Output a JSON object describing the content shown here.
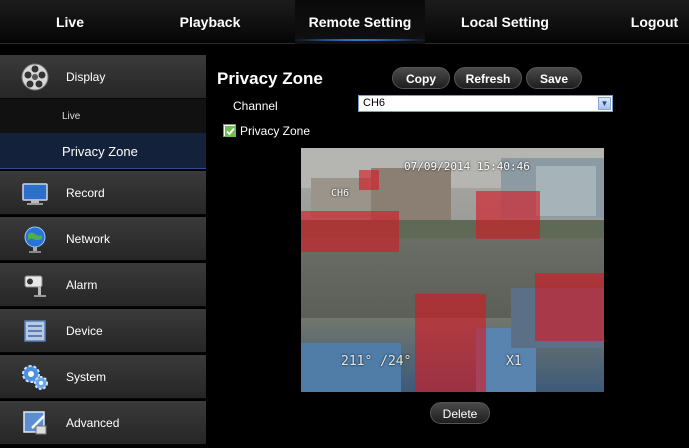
{
  "topbar": {
    "tabs": [
      {
        "label": "Live"
      },
      {
        "label": "Playback"
      },
      {
        "label": "Remote Setting"
      },
      {
        "label": "Local Setting"
      },
      {
        "label": "Logout"
      }
    ],
    "active_tab": "Remote Setting"
  },
  "sidebar": {
    "items": [
      {
        "label": "Display",
        "icon": "film-reel-icon"
      },
      {
        "label": "Record",
        "icon": "monitor-icon"
      },
      {
        "label": "Network",
        "icon": "globe-icon"
      },
      {
        "label": "Alarm",
        "icon": "camera-alarm-icon"
      },
      {
        "label": "Device",
        "icon": "hard-drive-icon"
      },
      {
        "label": "System",
        "icon": "gears-icon"
      },
      {
        "label": "Advanced",
        "icon": "advanced-tools-icon"
      }
    ],
    "display_submenu": [
      {
        "label": "Live"
      },
      {
        "label": "Privacy Zone",
        "active": true
      }
    ]
  },
  "main": {
    "title": "Privacy Zone",
    "buttons": {
      "copy": "Copy",
      "refresh": "Refresh",
      "save": "Save",
      "delete": "Delete"
    },
    "channel": {
      "label": "Channel",
      "value": "CH6"
    },
    "privacy_zone_checkbox": {
      "label": "Privacy Zone",
      "checked": true
    },
    "video": {
      "timestamp": "07/09/2014 15:40:46",
      "channel_osd": "CH6",
      "ptz_readout": "211° /24°",
      "zoom_readout": "X1",
      "zone_color": "#d71923",
      "zone_count": 5
    }
  },
  "colors": {
    "accent_blue": "#2a6fd0",
    "active_submenu_bg": "#14213a"
  }
}
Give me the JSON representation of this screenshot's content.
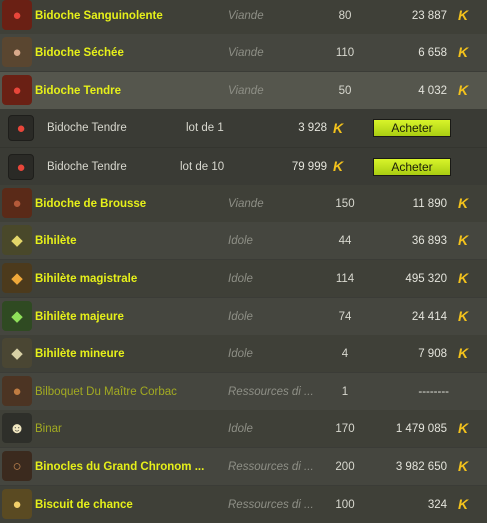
{
  "currency_icon": "kamas-icon",
  "colors": {
    "name": "#e6f01a",
    "name_dim": "#a2aa22",
    "category": "#8e8f86",
    "kama": "#f3c21c",
    "buy_button": "#c6e31a"
  },
  "rows": [
    {
      "name": "Bidoche Sanguinolente",
      "category": "Viande",
      "quantity": "80",
      "price": "23 887",
      "icon": "raw-meat-icon"
    },
    {
      "name": "Bidoche Séchée",
      "category": "Viande",
      "quantity": "110",
      "price": "6 658",
      "icon": "dried-meat-icon"
    },
    {
      "name": "Bidoche Tendre",
      "category": "Viande",
      "quantity": "50",
      "price": "4 032",
      "icon": "raw-meat-icon"
    },
    {
      "name": "Bidoche de Brousse",
      "category": "Viande",
      "quantity": "150",
      "price": "11 890",
      "icon": "steak-icon"
    },
    {
      "name": "Bihilète",
      "category": "Idole",
      "quantity": "44",
      "price": "36 893",
      "icon": "idol-icon"
    },
    {
      "name": "Bihilète magistrale",
      "category": "Idole",
      "quantity": "114",
      "price": "495 320",
      "icon": "idol-icon"
    },
    {
      "name": "Bihilète majeure",
      "category": "Idole",
      "quantity": "74",
      "price": "24 414",
      "icon": "idol-icon"
    },
    {
      "name": "Bihilète mineure",
      "category": "Idole",
      "quantity": "4",
      "price": "7 908",
      "icon": "idol-icon"
    },
    {
      "name": "Bilboquet Du Maître Corbac",
      "category": "Ressources di ...",
      "quantity": "1",
      "price": "--------",
      "icon": "cup-and-ball-icon"
    },
    {
      "name": "Binar",
      "category": "Idole",
      "quantity": "170",
      "price": "1 479 085",
      "icon": "idol-icon"
    },
    {
      "name": "Binocles du Grand Chronom ...",
      "category": "Ressources di ...",
      "quantity": "200",
      "price": "3 982 650",
      "icon": "binoculars-icon"
    },
    {
      "name": "Biscuit de chance",
      "category": "Ressources di ...",
      "quantity": "100",
      "price": "324",
      "icon": "fortune-cookie-icon"
    }
  ],
  "lots": [
    {
      "name": "Bidoche Tendre",
      "lot": "lot de 1",
      "price": "3 928",
      "button": "Acheter",
      "icon": "raw-meat-icon"
    },
    {
      "name": "Bidoche Tendre",
      "lot": "lot de 10",
      "price": "79 999",
      "button": "Acheter",
      "icon": "raw-meat-icon"
    }
  ]
}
####################
All of the material above needs to be restated exactly, with no pictures.

Output a JSON object describing the content shown here.
{
  "topbar": {
    "tabs": [
      {
        "label": "Live"
      },
      {
        "label": "Playback"
      },
      {
        "label": "Remote Setting"
      },
      {
        "label": "Local Setting"
      },
      {
        "label": "Logout"
      }
    ],
    "active_tab": "Remote Setting"
  },
  "sidebar": {
    "items": [
      {
        "label": "Display",
        "icon": "film-reel-icon"
      },
      {
        "label": "Record",
        "icon": "monitor-icon"
      },
      {
        "label": "Network",
        "icon": "globe-icon"
      },
      {
        "label": "Alarm",
        "icon": "camera-alarm-icon"
      },
      {
        "label": "Device",
        "icon": "hard-drive-icon"
      },
      {
        "label": "System",
        "icon": "gears-icon"
      },
      {
        "label": "Advanced",
        "icon": "advanced-tools-icon"
      }
    ],
    "display_submenu": [
      {
        "label": "Live"
      },
      {
        "label": "Privacy Zone",
        "active": true
      }
    ]
  },
  "main": {
    "title": "Privacy Zone",
    "buttons": {
      "copy": "Copy",
      "refresh": "Refresh",
      "save": "Save",
      "delete": "Delete"
    },
    "channel": {
      "label": "Channel",
      "value": "CH6"
    },
    "privacy_zone_checkbox": {
      "label": "Privacy Zone",
      "checked": true
    },
    "video": {
      "timestamp": "07/09/2014 15:40:46",
      "channel_osd": "CH6",
      "ptz_readout": "211° /24°",
      "zoom_readout": "X1",
      "zone_color": "#d71923",
      "zone_count": 5
    }
  },
  "colors": {
    "accent_blue": "#2a6fd0",
    "active_submenu_bg": "#14213a"
  }
}
Give me the JSON representation of this screenshot's content.
{
  "currency_icon": "kamas-icon",
  "colors": {
    "name": "#e6f01a",
    "name_dim": "#a2aa22",
    "category": "#8e8f86",
    "kama": "#f3c21c",
    "buy_button": "#c6e31a"
  },
  "rows": [
    {
      "name": "Bidoche Sanguinolente",
      "category": "Viande",
      "quantity": "80",
      "price": "23 887",
      "icon": "raw-meat-icon"
    },
    {
      "name": "Bidoche Séchée",
      "category": "Viande",
      "quantity": "110",
      "price": "6 658",
      "icon": "dried-meat-icon"
    },
    {
      "name": "Bidoche Tendre",
      "category": "Viande",
      "quantity": "50",
      "price": "4 032",
      "icon": "raw-meat-icon"
    },
    {
      "name": "Bidoche de Brousse",
      "category": "Viande",
      "quantity": "150",
      "price": "11 890",
      "icon": "steak-icon"
    },
    {
      "name": "Bihilète",
      "category": "Idole",
      "quantity": "44",
      "price": "36 893",
      "icon": "idol-icon"
    },
    {
      "name": "Bihilète magistrale",
      "category": "Idole",
      "quantity": "114",
      "price": "495 320",
      "icon": "idol-icon"
    },
    {
      "name": "Bihilète majeure",
      "category": "Idole",
      "quantity": "74",
      "price": "24 414",
      "icon": "idol-icon"
    },
    {
      "name": "Bihilète mineure",
      "category": "Idole",
      "quantity": "4",
      "price": "7 908",
      "icon": "idol-icon"
    },
    {
      "name": "Bilboquet Du Maître Corbac",
      "category": "Ressources di ...",
      "quantity": "1",
      "price": "--------",
      "icon": "cup-and-ball-icon"
    },
    {
      "name": "Binar",
      "category": "Idole",
      "quantity": "170",
      "price": "1 479 085",
      "icon": "idol-icon"
    },
    {
      "name": "Binocles du Grand Chronom ...",
      "category": "Ressources di ...",
      "quantity": "200",
      "price": "3 982 650",
      "icon": "binoculars-icon"
    },
    {
      "name": "Biscuit de chance",
      "category": "Ressources di ...",
      "quantity": "100",
      "price": "324",
      "icon": "fortune-cookie-icon"
    }
  ],
  "lots": [
    {
      "name": "Bidoche Tendre",
      "lot": "lot de 1",
      "price": "3 928",
      "button": "Acheter",
      "icon": "raw-meat-icon"
    },
    {
      "name": "Bidoche Tendre",
      "lot": "lot de 10",
      "price": "79 999",
      "button": "Acheter",
      "icon": "raw-meat-icon"
    }
  ]
}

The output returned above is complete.